-------- DATASET RECORDS --------
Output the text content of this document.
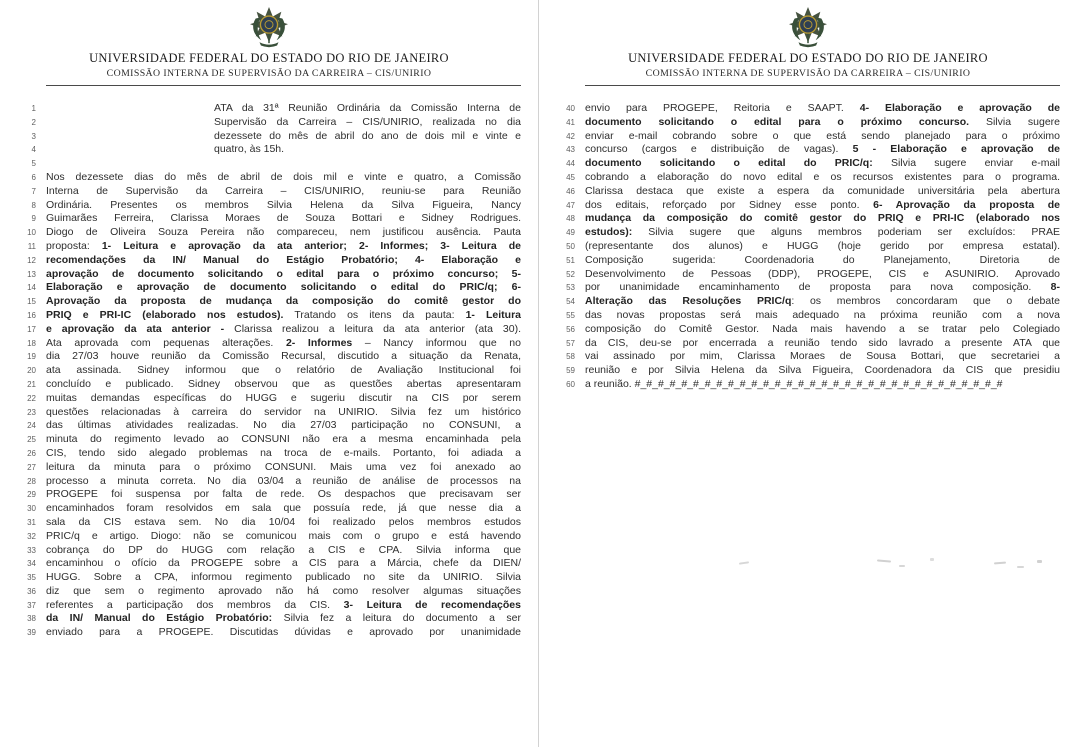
UNIVERSIDADE FEDERAL DO ESTADO DO RIO DE JANEIRO
COMISSÃO INTERNA DE SUPERVISÃO DA CARREIRA – CIS/UNIRIO
1	ATA da 31ª Reunião Ordinária da Comissão Interna de
2	Supervisão da Carreira – CIS/UNIRIO, realizada no dia
3	dezessete do mês de abril do ano de dois mil e vinte e
4	quatro, às 15h.
5
6 Nos dezessete dias do mês de abril de dois mil e vinte e quatro, a Comissão
7 Interna de Supervisão da Carreira – CIS/UNIRIO, reuniu-se para Reunião
8 Ordinária. Presentes os membros Silvia Helena da Silva Figueira, Nancy
9 Guimarães Ferreira, Clarissa Moraes de Souza Bottari e Sidney Rodrigues.
10 Diogo de Oliveira Souza Pereira não compareceu, nem justificou ausência. Pauta
11 proposta: 1- Leitura e aprovação da ata anterior; 2- Informes; 3- Leitura de
12 recomendações da IN/ Manual do Estágio Probatório; 4- Elaboração e
13 aprovação de documento solicitando o edital para o próximo concurso; 5-
14 Elaboração e aprovação de documento solicitando o edital do PRIC/q; 6-
15 Aprovação da proposta de mudança da composição do comitê gestor do
16 PRIQ e PRI-IC (elaborado nos estudos). Tratando os itens da pauta: 1- Leitura
17 e aprovação da ata anterior - Clarissa realizou a leitura da ata anterior (ata 30).
18 Ata aprovada com pequenas alterações. 2- Informes – Nancy informou que no
19 dia 27/03 houve reunião da Comissão Recursal, discutido a situação da Renata,
20 ata assinada. Sidney informou que o relatório de Avaliação Institucional foi
21 concluído e publicado. Sidney observou que as questões abertas apresentaram
22 muitas demandas específicas do HUGG e sugeriu discutir na CIS por serem
23 questões relacionadas à carreira do servidor na UNIRIO. Silvia fez um histórico
24 das últimas atividades realizadas. No dia 27/03 participação no CONSUNI, a
25 minuta do regimento levado ao CONSUNI não era a mesma encaminhada pela
26 CIS, tendo sido alegado problemas na troca de e-mails. Portanto, foi adiada a
27 leitura da minuta para o próximo CONSUNI. Mais uma vez foi anexado ao
28 processo a minuta correta. No dia 03/04 a reunião de análise de processos na
29 PROGEPE foi suspensa por falta de rede. Os despachos que precisavam ser
30 encaminhados foram resolvidos em sala que possuía rede, já que nesse dia a
31 sala da CIS estava sem. No dia 10/04 foi realizado pelos membros estudos
32 PRIC/q e artigo. Diogo: não se comunicou mais com o grupo e está havendo
33 cobrança do DP do HUGG com relação a CIS e CPA. Silvia informa que
34 encaminhou o ofício da PROGEPE sobre a CIS para a Márcia, chefe da DIEN/
35 HUGG. Sobre a CPA, informou regimento publicado no site da UNIRIO. Silvia
36 diz que sem o regimento aprovado não há como resolver algumas situações
37 referentes a participação dos membros da CIS. 3- Leitura de recomendações
38 da IN/ Manual do Estágio Probatório: Silvia fez a leitura do documento a ser
39 enviado para a PROGEPE. Discutidas dúvidas e aprovado por unanimidade
UNIVERSIDADE FEDERAL DO ESTADO DO RIO DE JANEIRO
COMISSÃO INTERNA DE SUPERVISÃO DA CARREIRA – CIS/UNIRIO
40 envio para PROGEPE, Reitoria e SAAPT. 4- Elaboração e aprovação de
41 documento solicitando o edital para o próximo concurso. Silvia sugere
42 enviar e-mail cobrando sobre o que está sendo planejado para o próximo
43 concurso (cargos e distribuição de vagas). 5 - Elaboração e aprovação de
44 documento solicitando o edital do PRIC/q: Silvia sugere enviar e-mail
45 cobrando a elaboração do novo edital e os recursos existentes para o programa.
46 Clarissa destaca que existe a espera da comunidade universitária pela abertura
47 dos editais, reforçado por Sidney esse ponto. 6- Aprovação da proposta de
48 mudança da composição do comitê gestor do PRIQ e PRI-IC (elaborado nos
49 estudos): Silvia sugere que alguns membros poderiam ser excluídos: PRAE
50 (representante dos alunos) e HUGG (hoje gerido por empresa estatal).
51 Composição sugerida: Coordenadoria do Planejamento, Diretoria de
52 Desenvolvimento de Pessoas (DDP), PROGEPE, CIS e ASUNIRIO. Aprovado
53 por unanimidade encaminhamento de proposta para nova composição. 8-
54 Alteração das Resoluções PRIC/q: os membros concordaram que o debate
55 das novas propostas será mais adequado na próxima reunião com a nova
56 composição do Comitê Gestor. Nada mais havendo a se tratar pelo Colegiado
57 da CIS, deu-se por encerrada a reunião tendo sido lavrado a presente ATA que
58 vai assinado por mim, Clarissa Moraes de Sousa Bottari, que secretariei a
59 reunião e por Silvia Helena da Silva Figueira, Coordenadora da CIS que presidiu
60 a reunião. #_#_#_#_#_#_#_#_#_#_#_#_#_#_#_#_#_#_#_#_#_#_#_#_#_#_#_#_#_#_#_#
--------
__GOAL__. List the lines of the material in which the word "abril" occurs.

__FINAL RESULT__.
3	dezessete do mês de abril do ano de dois mil e vinte e
6 Nos dezessete dias do mês de abril de dois mil e vinte e quatro, a Comissão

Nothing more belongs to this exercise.